Extracted records
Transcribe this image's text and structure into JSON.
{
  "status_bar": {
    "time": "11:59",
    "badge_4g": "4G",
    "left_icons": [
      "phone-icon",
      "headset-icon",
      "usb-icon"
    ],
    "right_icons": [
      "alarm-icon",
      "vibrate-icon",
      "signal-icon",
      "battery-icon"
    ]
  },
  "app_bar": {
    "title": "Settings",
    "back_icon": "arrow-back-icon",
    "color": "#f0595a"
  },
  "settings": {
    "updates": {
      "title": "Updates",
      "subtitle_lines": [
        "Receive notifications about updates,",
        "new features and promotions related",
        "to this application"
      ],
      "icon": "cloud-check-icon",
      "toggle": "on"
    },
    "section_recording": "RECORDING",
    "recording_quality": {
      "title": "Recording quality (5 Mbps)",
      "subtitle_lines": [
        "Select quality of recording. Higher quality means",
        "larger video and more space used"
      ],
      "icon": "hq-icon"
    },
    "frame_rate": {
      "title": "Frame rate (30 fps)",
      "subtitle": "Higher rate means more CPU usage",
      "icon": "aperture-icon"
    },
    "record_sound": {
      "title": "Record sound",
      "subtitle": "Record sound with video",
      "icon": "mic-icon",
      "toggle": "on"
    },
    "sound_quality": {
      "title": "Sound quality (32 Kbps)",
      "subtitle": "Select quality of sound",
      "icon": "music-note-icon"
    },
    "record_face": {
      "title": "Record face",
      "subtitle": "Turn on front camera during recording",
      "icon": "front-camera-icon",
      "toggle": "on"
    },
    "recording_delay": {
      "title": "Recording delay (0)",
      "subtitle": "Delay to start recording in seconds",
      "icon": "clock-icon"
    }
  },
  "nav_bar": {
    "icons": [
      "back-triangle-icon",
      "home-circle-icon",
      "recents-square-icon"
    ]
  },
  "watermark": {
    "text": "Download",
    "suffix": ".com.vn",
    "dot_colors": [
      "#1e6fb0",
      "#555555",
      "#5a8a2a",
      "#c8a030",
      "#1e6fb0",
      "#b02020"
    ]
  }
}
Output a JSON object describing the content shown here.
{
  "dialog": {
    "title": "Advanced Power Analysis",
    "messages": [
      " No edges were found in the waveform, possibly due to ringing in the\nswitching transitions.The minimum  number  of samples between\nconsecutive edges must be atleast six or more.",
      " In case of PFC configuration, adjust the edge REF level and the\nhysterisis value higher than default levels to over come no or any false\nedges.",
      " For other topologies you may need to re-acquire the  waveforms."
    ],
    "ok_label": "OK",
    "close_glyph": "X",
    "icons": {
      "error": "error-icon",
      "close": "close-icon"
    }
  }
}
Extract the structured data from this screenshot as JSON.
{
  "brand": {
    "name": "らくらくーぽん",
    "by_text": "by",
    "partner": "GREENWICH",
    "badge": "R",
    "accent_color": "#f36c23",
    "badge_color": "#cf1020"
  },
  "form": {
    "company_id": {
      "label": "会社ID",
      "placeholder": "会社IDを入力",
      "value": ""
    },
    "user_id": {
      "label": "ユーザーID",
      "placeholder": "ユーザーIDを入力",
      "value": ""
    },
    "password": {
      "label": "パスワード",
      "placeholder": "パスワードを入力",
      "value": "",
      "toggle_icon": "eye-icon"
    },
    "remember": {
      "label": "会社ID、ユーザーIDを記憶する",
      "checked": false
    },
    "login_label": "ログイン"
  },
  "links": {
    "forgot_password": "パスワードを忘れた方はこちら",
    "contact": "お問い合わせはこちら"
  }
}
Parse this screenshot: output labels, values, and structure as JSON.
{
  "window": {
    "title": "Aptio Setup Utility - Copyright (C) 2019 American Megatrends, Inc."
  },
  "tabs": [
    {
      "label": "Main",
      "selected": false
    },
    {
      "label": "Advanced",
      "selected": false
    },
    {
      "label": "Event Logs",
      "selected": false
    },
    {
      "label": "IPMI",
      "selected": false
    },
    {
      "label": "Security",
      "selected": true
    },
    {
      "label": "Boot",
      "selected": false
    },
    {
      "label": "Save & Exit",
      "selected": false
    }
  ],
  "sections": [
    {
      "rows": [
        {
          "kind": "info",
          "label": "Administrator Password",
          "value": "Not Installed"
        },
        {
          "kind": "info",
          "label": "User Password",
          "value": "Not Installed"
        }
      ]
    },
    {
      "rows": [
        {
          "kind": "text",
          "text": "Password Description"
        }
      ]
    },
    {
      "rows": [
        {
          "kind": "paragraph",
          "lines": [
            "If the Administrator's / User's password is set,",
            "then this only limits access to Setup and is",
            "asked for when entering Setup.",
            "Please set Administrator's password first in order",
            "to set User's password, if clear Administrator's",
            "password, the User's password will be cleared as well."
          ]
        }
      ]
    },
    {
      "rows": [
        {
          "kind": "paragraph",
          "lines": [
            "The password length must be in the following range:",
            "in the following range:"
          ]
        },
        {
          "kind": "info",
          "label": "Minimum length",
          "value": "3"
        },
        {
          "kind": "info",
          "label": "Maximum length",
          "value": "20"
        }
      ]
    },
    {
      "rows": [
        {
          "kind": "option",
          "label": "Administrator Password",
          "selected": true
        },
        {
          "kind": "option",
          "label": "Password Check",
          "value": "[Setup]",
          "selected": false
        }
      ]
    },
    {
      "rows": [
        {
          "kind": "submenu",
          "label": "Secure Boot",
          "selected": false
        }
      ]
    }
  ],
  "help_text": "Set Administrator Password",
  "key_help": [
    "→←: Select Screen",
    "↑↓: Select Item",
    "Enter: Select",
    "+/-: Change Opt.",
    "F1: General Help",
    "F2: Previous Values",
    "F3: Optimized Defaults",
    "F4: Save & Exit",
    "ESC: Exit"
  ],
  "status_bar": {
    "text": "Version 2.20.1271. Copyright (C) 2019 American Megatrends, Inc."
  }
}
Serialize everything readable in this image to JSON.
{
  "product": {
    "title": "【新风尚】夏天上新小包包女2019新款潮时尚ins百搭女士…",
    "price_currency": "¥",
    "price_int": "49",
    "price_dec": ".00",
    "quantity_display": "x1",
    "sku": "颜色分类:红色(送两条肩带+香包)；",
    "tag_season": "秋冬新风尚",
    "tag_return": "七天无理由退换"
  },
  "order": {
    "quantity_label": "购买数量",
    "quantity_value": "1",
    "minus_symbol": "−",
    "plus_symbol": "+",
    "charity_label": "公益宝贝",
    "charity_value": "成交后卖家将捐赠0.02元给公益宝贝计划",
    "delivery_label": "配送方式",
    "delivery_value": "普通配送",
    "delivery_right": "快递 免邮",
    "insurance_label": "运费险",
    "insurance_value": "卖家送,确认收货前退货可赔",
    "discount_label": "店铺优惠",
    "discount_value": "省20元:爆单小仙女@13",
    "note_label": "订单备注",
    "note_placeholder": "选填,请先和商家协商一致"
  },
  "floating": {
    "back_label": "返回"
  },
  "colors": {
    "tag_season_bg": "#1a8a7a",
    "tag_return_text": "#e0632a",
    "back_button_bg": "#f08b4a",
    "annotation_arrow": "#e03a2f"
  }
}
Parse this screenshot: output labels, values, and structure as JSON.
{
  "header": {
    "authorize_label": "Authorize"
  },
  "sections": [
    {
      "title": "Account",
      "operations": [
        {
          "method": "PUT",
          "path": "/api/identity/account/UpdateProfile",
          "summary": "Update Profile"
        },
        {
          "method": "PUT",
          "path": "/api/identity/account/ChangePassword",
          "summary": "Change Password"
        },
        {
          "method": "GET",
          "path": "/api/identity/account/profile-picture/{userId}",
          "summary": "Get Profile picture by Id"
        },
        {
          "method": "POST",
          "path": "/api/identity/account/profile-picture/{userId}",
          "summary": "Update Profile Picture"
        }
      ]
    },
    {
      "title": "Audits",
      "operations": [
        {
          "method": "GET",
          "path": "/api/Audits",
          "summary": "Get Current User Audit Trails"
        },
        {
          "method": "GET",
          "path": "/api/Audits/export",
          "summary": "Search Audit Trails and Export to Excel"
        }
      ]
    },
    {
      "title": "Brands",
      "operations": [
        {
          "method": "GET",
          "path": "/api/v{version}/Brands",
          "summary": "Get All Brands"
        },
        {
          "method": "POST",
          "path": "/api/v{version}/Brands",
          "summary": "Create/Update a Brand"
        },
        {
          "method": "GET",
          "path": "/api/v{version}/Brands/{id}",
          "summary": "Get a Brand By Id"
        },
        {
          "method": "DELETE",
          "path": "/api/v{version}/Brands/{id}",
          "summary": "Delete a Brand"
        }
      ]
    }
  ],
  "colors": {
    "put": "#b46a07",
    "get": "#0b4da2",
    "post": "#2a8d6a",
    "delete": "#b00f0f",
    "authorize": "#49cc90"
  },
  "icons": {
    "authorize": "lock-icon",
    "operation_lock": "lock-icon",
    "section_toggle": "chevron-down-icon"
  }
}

WRITTEN INSTRUCTION: From the records above, pull out each line that has "means".

FINAL RESULT:
        "Select quality of recording. Higher quality means",
      "subtitle": "Higher rate means more CPU usage",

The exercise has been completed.